┌──

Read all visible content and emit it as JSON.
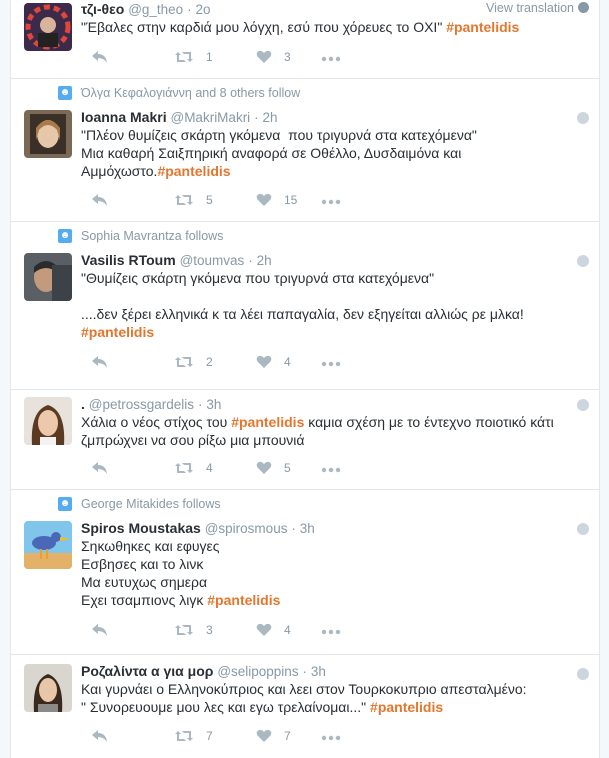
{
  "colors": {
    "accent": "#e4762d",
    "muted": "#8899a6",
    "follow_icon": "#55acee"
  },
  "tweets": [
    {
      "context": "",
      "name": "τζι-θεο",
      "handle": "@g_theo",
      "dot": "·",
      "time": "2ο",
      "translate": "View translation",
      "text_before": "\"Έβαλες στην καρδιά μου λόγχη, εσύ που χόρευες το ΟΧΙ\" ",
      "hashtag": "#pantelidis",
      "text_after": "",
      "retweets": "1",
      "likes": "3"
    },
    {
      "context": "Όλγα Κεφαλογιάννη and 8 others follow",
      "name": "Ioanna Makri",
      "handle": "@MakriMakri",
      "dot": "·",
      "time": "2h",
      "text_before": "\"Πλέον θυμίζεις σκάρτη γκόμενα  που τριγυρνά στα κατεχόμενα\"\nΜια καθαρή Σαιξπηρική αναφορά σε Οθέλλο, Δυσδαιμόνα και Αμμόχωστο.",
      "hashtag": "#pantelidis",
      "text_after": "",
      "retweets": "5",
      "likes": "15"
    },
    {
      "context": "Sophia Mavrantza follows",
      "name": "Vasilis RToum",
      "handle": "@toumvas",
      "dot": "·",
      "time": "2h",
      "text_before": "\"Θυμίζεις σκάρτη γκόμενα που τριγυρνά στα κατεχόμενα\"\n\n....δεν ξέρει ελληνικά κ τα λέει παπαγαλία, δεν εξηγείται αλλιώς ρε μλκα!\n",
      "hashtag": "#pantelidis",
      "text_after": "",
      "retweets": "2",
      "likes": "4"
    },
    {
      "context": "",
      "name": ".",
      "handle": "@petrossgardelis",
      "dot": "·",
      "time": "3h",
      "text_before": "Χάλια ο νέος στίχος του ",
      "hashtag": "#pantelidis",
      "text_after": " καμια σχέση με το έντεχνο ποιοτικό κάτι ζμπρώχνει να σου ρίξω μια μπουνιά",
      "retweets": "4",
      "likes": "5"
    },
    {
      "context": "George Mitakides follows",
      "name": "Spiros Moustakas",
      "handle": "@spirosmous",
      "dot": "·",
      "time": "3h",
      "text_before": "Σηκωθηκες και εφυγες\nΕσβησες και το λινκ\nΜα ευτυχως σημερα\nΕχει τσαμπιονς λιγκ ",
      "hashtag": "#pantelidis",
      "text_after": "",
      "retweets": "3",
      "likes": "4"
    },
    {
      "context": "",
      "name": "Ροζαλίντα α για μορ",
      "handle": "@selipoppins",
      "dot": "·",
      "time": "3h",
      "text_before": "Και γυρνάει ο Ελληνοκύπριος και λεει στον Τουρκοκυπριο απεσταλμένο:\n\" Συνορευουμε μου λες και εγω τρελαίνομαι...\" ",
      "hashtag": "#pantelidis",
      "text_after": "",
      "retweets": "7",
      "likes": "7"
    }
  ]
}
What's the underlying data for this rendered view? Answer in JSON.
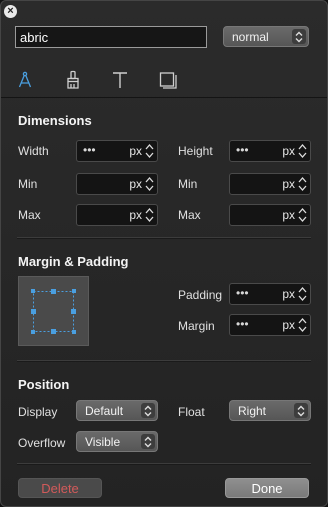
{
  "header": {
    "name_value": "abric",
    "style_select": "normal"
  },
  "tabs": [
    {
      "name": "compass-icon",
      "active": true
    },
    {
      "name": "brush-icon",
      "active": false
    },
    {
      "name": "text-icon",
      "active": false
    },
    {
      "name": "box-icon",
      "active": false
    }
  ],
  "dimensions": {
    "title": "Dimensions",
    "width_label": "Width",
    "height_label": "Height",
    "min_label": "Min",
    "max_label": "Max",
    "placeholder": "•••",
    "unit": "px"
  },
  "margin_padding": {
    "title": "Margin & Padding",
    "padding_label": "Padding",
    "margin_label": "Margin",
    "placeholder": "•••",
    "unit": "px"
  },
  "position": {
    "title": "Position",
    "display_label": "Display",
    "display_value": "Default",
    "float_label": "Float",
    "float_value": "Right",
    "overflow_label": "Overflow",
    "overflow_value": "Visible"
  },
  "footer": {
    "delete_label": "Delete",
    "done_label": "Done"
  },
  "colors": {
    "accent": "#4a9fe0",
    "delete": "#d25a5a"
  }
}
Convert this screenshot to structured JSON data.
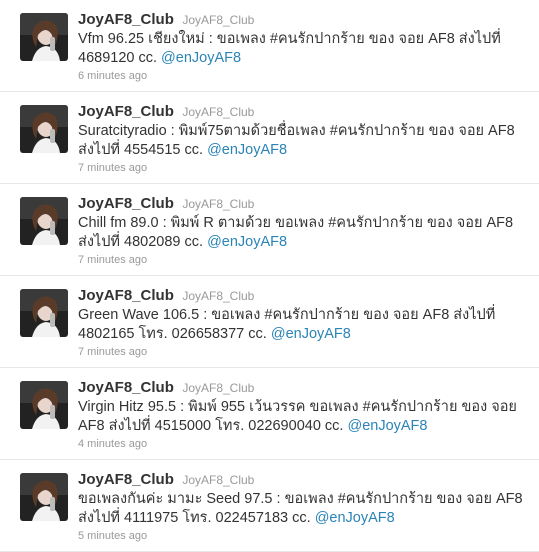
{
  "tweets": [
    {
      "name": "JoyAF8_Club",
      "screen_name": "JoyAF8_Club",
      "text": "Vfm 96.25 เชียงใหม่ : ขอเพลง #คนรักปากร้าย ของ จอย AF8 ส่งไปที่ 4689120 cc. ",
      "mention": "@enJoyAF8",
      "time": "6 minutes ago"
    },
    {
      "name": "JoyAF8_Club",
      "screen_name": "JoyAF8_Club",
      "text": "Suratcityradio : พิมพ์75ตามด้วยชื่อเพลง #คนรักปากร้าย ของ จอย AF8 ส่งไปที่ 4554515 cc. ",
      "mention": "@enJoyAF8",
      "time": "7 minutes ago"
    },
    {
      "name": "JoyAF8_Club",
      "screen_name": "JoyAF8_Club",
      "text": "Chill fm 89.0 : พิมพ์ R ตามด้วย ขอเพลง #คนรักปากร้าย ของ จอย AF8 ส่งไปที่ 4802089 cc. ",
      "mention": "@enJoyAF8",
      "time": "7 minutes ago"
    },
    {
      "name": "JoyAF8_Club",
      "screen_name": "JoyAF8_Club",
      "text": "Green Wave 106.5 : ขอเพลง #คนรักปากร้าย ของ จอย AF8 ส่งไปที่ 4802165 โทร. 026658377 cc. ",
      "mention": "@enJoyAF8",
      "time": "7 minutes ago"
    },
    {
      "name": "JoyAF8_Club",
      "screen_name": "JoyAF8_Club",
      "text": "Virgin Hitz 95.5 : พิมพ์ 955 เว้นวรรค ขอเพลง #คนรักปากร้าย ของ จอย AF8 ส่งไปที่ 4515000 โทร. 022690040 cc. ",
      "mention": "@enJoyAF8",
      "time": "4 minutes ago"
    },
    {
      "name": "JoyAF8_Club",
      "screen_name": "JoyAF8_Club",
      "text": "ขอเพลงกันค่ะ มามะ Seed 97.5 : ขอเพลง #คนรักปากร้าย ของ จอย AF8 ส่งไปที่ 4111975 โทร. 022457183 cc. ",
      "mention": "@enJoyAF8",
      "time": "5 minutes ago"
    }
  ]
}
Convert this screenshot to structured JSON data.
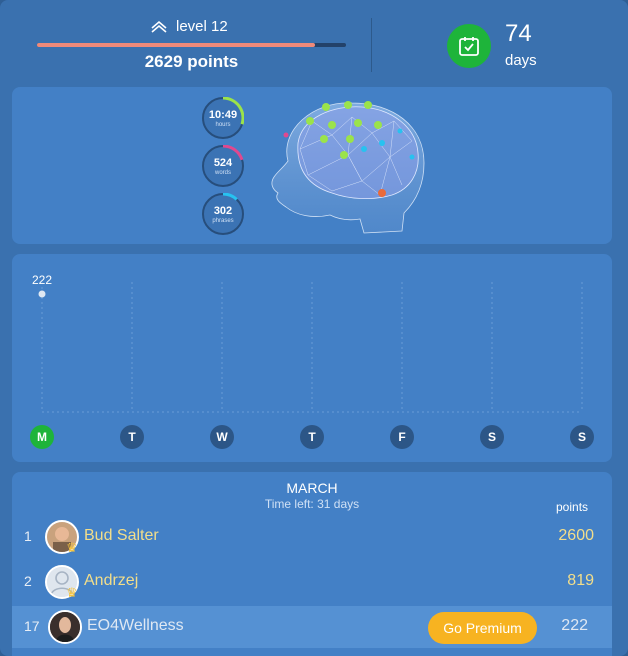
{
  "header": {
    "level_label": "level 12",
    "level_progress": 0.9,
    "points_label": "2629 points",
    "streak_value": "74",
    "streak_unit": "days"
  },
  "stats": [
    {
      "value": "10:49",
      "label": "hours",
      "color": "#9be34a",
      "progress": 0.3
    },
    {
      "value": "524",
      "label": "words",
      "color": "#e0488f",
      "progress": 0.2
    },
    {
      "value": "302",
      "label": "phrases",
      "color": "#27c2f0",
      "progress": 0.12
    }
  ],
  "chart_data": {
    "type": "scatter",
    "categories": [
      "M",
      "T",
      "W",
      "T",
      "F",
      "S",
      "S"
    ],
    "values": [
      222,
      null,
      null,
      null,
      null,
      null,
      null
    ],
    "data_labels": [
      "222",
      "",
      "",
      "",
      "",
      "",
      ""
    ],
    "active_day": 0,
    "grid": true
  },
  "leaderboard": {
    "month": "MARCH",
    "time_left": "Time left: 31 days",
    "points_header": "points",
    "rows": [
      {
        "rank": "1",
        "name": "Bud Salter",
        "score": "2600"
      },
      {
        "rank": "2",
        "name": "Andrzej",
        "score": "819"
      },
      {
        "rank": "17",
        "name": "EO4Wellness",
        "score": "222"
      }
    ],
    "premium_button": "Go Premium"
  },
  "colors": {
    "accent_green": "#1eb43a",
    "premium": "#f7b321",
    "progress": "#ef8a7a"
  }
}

└──

DIRECTIONS: Repeat the records word for word. Any picture in them should be left out.

ANSWER:
Read all visible content and emit it as JSON.
{
  "colors": {
    "accent": "#e4762d",
    "muted": "#8899a6",
    "follow_icon": "#55acee"
  },
  "tweets": [
    {
      "context": "",
      "name": "τζι-θεο",
      "handle": "@g_theo",
      "dot": "·",
      "time": "2ο",
      "translate": "View translation",
      "text_before": "\"Έβαλες στην καρδιά μου λόγχη, εσύ που χόρευες το ΟΧΙ\" ",
      "hashtag": "#pantelidis",
      "text_after": "",
      "retweets": "1",
      "likes": "3"
    },
    {
      "context": "Όλγα Κεφαλογιάννη and 8 others follow",
      "name": "Ioanna Makri",
      "handle": "@MakriMakri",
      "dot": "·",
      "time": "2h",
      "text_before": "\"Πλέον θυμίζεις σκάρτη γκόμενα  που τριγυρνά στα κατεχόμενα\"\nΜια καθαρή Σαιξπηρική αναφορά σε Οθέλλο, Δυσδαιμόνα και Αμμόχωστο.",
      "hashtag": "#pantelidis",
      "text_after": "",
      "retweets": "5",
      "likes": "15"
    },
    {
      "context": "Sophia Mavrantza follows",
      "name": "Vasilis RToum",
      "handle": "@toumvas",
      "dot": "·",
      "time": "2h",
      "text_before": "\"Θυμίζεις σκάρτη γκόμενα που τριγυρνά στα κατεχόμενα\"\n\n....δεν ξέρει ελληνικά κ τα λέει παπαγαλία, δεν εξηγείται αλλιώς ρε μλκα!\n",
      "hashtag": "#pantelidis",
      "text_after": "",
      "retweets": "2",
      "likes": "4"
    },
    {
      "context": "",
      "name": ".",
      "handle": "@petrossgardelis",
      "dot": "·",
      "time": "3h",
      "text_before": "Χάλια ο νέος στίχος του ",
      "hashtag": "#pantelidis",
      "text_after": " καμια σχέση με το έντεχνο ποιοτικό κάτι ζμπρώχνει να σου ρίξω μια μπουνιά",
      "retweets": "4",
      "likes": "5"
    },
    {
      "context": "George Mitakides follows",
      "name": "Spiros Moustakas",
      "handle": "@spirosmous",
      "dot": "·",
      "time": "3h",
      "text_before": "Σηκωθηκες και εφυγες\nΕσβησες και το λινκ\nΜα ευτυχως σημερα\nΕχει τσαμπιονς λιγκ ",
      "hashtag": "#pantelidis",
      "text_after": "",
      "retweets": "3",
      "likes": "4"
    },
    {
      "context": "",
      "name": "Ροζαλίντα α για μορ",
      "handle": "@selipoppins",
      "dot": "·",
      "time": "3h",
      "text_before": "Και γυρνάει ο Ελληνοκύπριος και λεει στον Τουρκοκυπριο απεσταλμένο:\n\" Συνορευουμε μου λες και εγω τρελαίνομαι...\" ",
      "hashtag": "#pantelidis",
      "text_after": "",
      "retweets": "7",
      "likes": "7"
    }
  ]
}
What's the underlying data for this rendered view? Answer in JSON.
{
  "header": {
    "name_value": "abric",
    "style_select": "normal"
  },
  "tabs": [
    {
      "name": "compass-icon",
      "active": true
    },
    {
      "name": "brush-icon",
      "active": false
    },
    {
      "name": "text-icon",
      "active": false
    },
    {
      "name": "box-icon",
      "active": false
    }
  ],
  "dimensions": {
    "title": "Dimensions",
    "width_label": "Width",
    "height_label": "Height",
    "min_label": "Min",
    "max_label": "Max",
    "placeholder": "•••",
    "unit": "px"
  },
  "margin_padding": {
    "title": "Margin & Padding",
    "padding_label": "Padding",
    "margin_label": "Margin",
    "placeholder": "•••",
    "unit": "px"
  },
  "position": {
    "title": "Position",
    "display_label": "Display",
    "display_value": "Default",
    "float_label": "Float",
    "float_value": "Right",
    "overflow_label": "Overflow",
    "overflow_value": "Visible"
  },
  "footer": {
    "delete_label": "Delete",
    "done_label": "Done"
  },
  "colors": {
    "accent": "#4a9fe0",
    "delete": "#d25a5a"
  }
}
Convert this screenshot to structured JSON data.
{
  "tweets": [
    {
      "name": "JoyAF8_Club",
      "screen_name": "JoyAF8_Club",
      "text": "Vfm 96.25 เชียงใหม่ : ขอเพลง #คนรักปากร้าย ของ จอย AF8 ส่งไปที่ 4689120 cc. ",
      "mention": "@enJoyAF8",
      "time": "6 minutes ago"
    },
    {
      "name": "JoyAF8_Club",
      "screen_name": "JoyAF8_Club",
      "text": "Suratcityradio : พิมพ์75ตามด้วยชื่อเพลง #คนรักปากร้าย ของ จอย AF8 ส่งไปที่ 4554515 cc. ",
      "mention": "@enJoyAF8",
      "time": "7 minutes ago"
    },
    {
      "name": "JoyAF8_Club",
      "screen_name": "JoyAF8_Club",
      "text": "Chill fm 89.0 : พิมพ์ R ตามด้วย ขอเพลง #คนรักปากร้าย ของ จอย AF8 ส่งไปที่ 4802089 cc. ",
      "mention": "@enJoyAF8",
      "time": "7 minutes ago"
    },
    {
      "name": "JoyAF8_Club",
      "screen_name": "JoyAF8_Club",
      "text": "Green Wave 106.5 : ขอเพลง #คนรักปากร้าย ของ จอย AF8 ส่งไปที่ 4802165 โทร. 026658377 cc. ",
      "mention": "@enJoyAF8",
      "time": "7 minutes ago"
    },
    {
      "name": "JoyAF8_Club",
      "screen_name": "JoyAF8_Club",
      "text": "Virgin Hitz 95.5 : พิมพ์ 955 เว้นวรรค ขอเพลง #คนรักปากร้าย ของ จอย AF8 ส่งไปที่ 4515000 โทร. 022690040 cc. ",
      "mention": "@enJoyAF8",
      "time": "4 minutes ago"
    },
    {
      "name": "JoyAF8_Club",
      "screen_name": "JoyAF8_Club",
      "text": "ขอเพลงกันค่ะ มามะ Seed 97.5 : ขอเพลง #คนรักปากร้าย ของ จอย AF8 ส่งไปที่ 4111975 โทร. 022457183 cc. ",
      "mention": "@enJoyAF8",
      "time": "5 minutes ago"
    }
  ]
}
Convert this screenshot to structured JSON data.
{
  "header": {
    "level_label": "level 12",
    "level_progress": 0.9,
    "points_label": "2629 points",
    "streak_value": "74",
    "streak_unit": "days"
  },
  "stats": [
    {
      "value": "10:49",
      "label": "hours",
      "color": "#9be34a",
      "progress": 0.3
    },
    {
      "value": "524",
      "label": "words",
      "color": "#e0488f",
      "progress": 0.2
    },
    {
      "value": "302",
      "label": "phrases",
      "color": "#27c2f0",
      "progress": 0.12
    }
  ],
  "chart_data": {
    "type": "scatter",
    "categories": [
      "M",
      "T",
      "W",
      "T",
      "F",
      "S",
      "S"
    ],
    "values": [
      222,
      null,
      null,
      null,
      null,
      null,
      null
    ],
    "data_labels": [
      "222",
      "",
      "",
      "",
      "",
      "",
      ""
    ],
    "active_day": 0,
    "grid": true
  },
  "leaderboard": {
    "month": "MARCH",
    "time_left": "Time left: 31 days",
    "points_header": "points",
    "rows": [
      {
        "rank": "1",
        "name": "Bud Salter",
        "score": "2600"
      },
      {
        "rank": "2",
        "name": "Andrzej",
        "score": "819"
      },
      {
        "rank": "17",
        "name": "EO4Wellness",
        "score": "222"
      }
    ],
    "premium_button": "Go Premium"
  },
  "colors": {
    "accent_green": "#1eb43a",
    "premium": "#f7b321",
    "progress": "#ef8a7a"
  }
}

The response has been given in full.